[Data entries]
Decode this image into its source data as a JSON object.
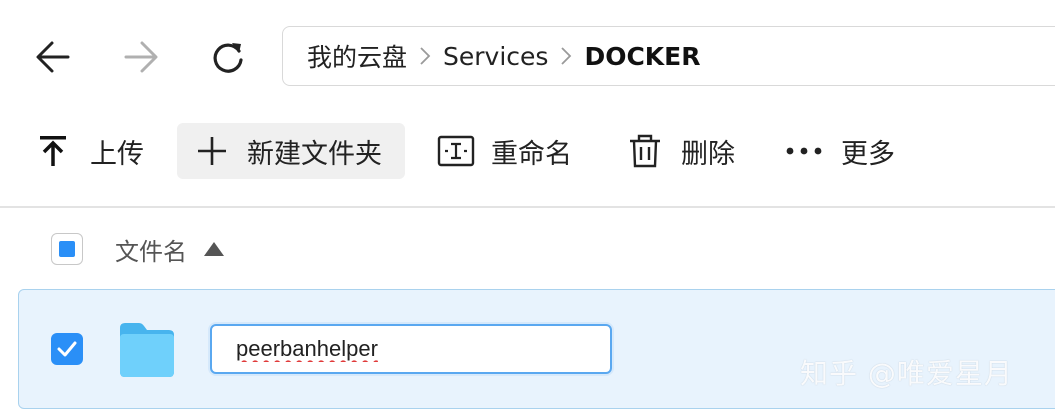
{
  "nav": {
    "back_icon": "arrow-left-icon",
    "forward_icon": "arrow-right-icon",
    "refresh_icon": "refresh-icon"
  },
  "breadcrumb": {
    "items": [
      "我的云盘",
      "Services",
      "DOCKER"
    ],
    "separator_icon": "chevron-right-icon"
  },
  "toolbar": {
    "upload": "上传",
    "new_folder": "新建文件夹",
    "rename": "重命名",
    "delete": "删除",
    "more": "更多"
  },
  "list": {
    "column_name": "文件名",
    "sort_icon": "triangle-up-icon",
    "rows": [
      {
        "type_icon": "folder-icon",
        "name_value": "peerbanhelper",
        "selected": true
      }
    ]
  },
  "watermark": "知乎 @唯爱星月",
  "colors": {
    "accent": "#2a8ff7",
    "row_selected_bg": "#e8f3fd",
    "folder": "#5cc4f5"
  }
}
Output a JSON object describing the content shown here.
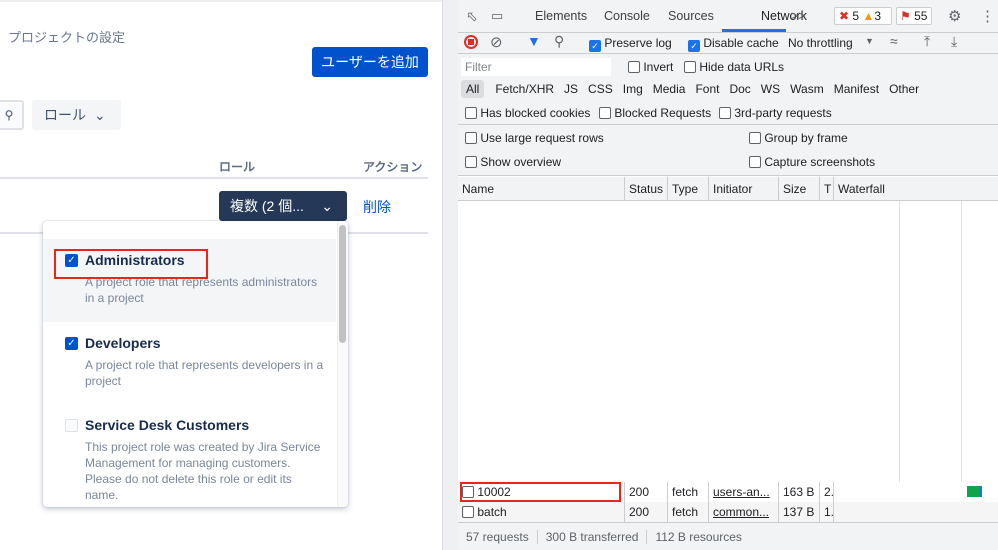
{
  "left": {
    "breadcrumb": "プロジェクトの設定",
    "add_user_button": "ユーザーを追加",
    "role_filter": "ロール",
    "columns": {
      "role": "ロール",
      "action": "アクション"
    },
    "row": {
      "role_select": "複数 (2 個...",
      "delete": "削除"
    },
    "role_options": [
      {
        "title": "Administrators",
        "checked": true,
        "description": "A project role that represents administrators in a project"
      },
      {
        "title": "Developers",
        "checked": true,
        "description": "A project role that represents developers in a project"
      },
      {
        "title": "Service Desk Customers",
        "checked": false,
        "description": "This project role was created by Jira Service Management for managing customers. Please do not delete this role or edit its name."
      }
    ]
  },
  "devtools": {
    "tabs": [
      "Elements",
      "Console",
      "Sources",
      "Network"
    ],
    "active_tab": "Network",
    "more": ">>",
    "counts": {
      "errors": "5",
      "warnings": "3",
      "issues": "55"
    },
    "toolbar": {
      "preserve_log": "Preserve log",
      "disable_cache": "Disable cache",
      "throttling": "No throttling"
    },
    "filter": {
      "placeholder": "Filter",
      "invert": "Invert",
      "hide_data_urls": "Hide data URLs"
    },
    "types": [
      "All",
      "Fetch/XHR",
      "JS",
      "CSS",
      "Img",
      "Media",
      "Font",
      "Doc",
      "WS",
      "Wasm",
      "Manifest",
      "Other"
    ],
    "blocked": {
      "has_blocked_cookies": "Has blocked cookies",
      "blocked_requests": "Blocked Requests",
      "third_party": "3rd-party requests"
    },
    "settings": {
      "large_rows": "Use large request rows",
      "group_by_frame": "Group by frame",
      "show_overview": "Show overview",
      "capture_screenshots": "Capture screenshots"
    },
    "columns": [
      "Name",
      "Status",
      "Type",
      "Initiator",
      "Size",
      "T",
      "Waterfall"
    ],
    "requests": [
      {
        "name": "10002",
        "status": "200",
        "type": "fetch",
        "initiator": "users-an...",
        "size": "163 B",
        "time": "2."
      },
      {
        "name": "batch",
        "status": "200",
        "type": "fetch",
        "initiator": "common...",
        "size": "137 B",
        "time": "1."
      }
    ],
    "status_bar": {
      "requests": "57 requests",
      "transferred": "300 B transferred",
      "resources": "112 B resources"
    }
  }
}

## Given exercise
Extract the full listing exactly, with the pictures left out.

## Exercise response
Decode this image into its source data as a JSON object.
{
  "nav": {
    "back_icon": "arrow-left-icon",
    "forward_icon": "arrow-right-icon",
    "refresh_icon": "refresh-icon"
  },
  "breadcrumb": {
    "items": [
      "我的云盘",
      "Services",
      "DOCKER"
    ],
    "separator_icon": "chevron-right-icon"
  },
  "toolbar": {
    "upload": "上传",
    "new_folder": "新建文件夹",
    "rename": "重命名",
    "delete": "删除",
    "more": "更多"
  },
  "list": {
    "column_name": "文件名",
    "sort_icon": "triangle-up-icon",
    "rows": [
      {
        "type_icon": "folder-icon",
        "name_value": "peerbanhelper",
        "selected": true
      }
    ]
  },
  "watermark": "知乎 @唯爱星月",
  "colors": {
    "accent": "#2a8ff7",
    "row_selected_bg": "#e8f3fd",
    "folder": "#5cc4f5"
  }
}
Output a JSON object describing the content shown here.
{
  "left": {
    "breadcrumb": "プロジェクトの設定",
    "add_user_button": "ユーザーを追加",
    "role_filter": "ロール",
    "columns": {
      "role": "ロール",
      "action": "アクション"
    },
    "row": {
      "role_select": "複数 (2 個...",
      "delete": "削除"
    },
    "role_options": [
      {
        "title": "Administrators",
        "checked": true,
        "description": "A project role that represents administrators in a project"
      },
      {
        "title": "Developers",
        "checked": true,
        "description": "A project role that represents developers in a project"
      },
      {
        "title": "Service Desk Customers",
        "checked": false,
        "description": "This project role was created by Jira Service Management for managing customers. Please do not delete this role or edit its name."
      }
    ]
  },
  "devtools": {
    "tabs": [
      "Elements",
      "Console",
      "Sources",
      "Network"
    ],
    "active_tab": "Network",
    "more": ">>",
    "counts": {
      "errors": "5",
      "warnings": "3",
      "issues": "55"
    },
    "toolbar": {
      "preserve_log": "Preserve log",
      "disable_cache": "Disable cache",
      "throttling": "No throttling"
    },
    "filter": {
      "placeholder": "Filter",
      "invert": "Invert",
      "hide_data_urls": "Hide data URLs"
    },
    "types": [
      "All",
      "Fetch/XHR",
      "JS",
      "CSS",
      "Img",
      "Media",
      "Font",
      "Doc",
      "WS",
      "Wasm",
      "Manifest",
      "Other"
    ],
    "blocked": {
      "has_blocked_cookies": "Has blocked cookies",
      "blocked_requests": "Blocked Requests",
      "third_party": "3rd-party requests"
    },
    "settings": {
      "large_rows": "Use large request rows",
      "group_by_frame": "Group by frame",
      "show_overview": "Show overview",
      "capture_screenshots": "Capture screenshots"
    },
    "columns": [
      "Name",
      "Status",
      "Type",
      "Initiator",
      "Size",
      "T",
      "Waterfall"
    ],
    "requests": [
      {
        "name": "10002",
        "status": "200",
        "type": "fetch",
        "initiator": "users-an...",
        "size": "163 B",
        "time": "2."
      },
      {
        "name": "batch",
        "status": "200",
        "type": "fetch",
        "initiator": "common...",
        "size": "137 B",
        "time": "1."
      }
    ],
    "status_bar": {
      "requests": "57 requests",
      "transferred": "300 B transferred",
      "resources": "112 B resources"
    }
  }
}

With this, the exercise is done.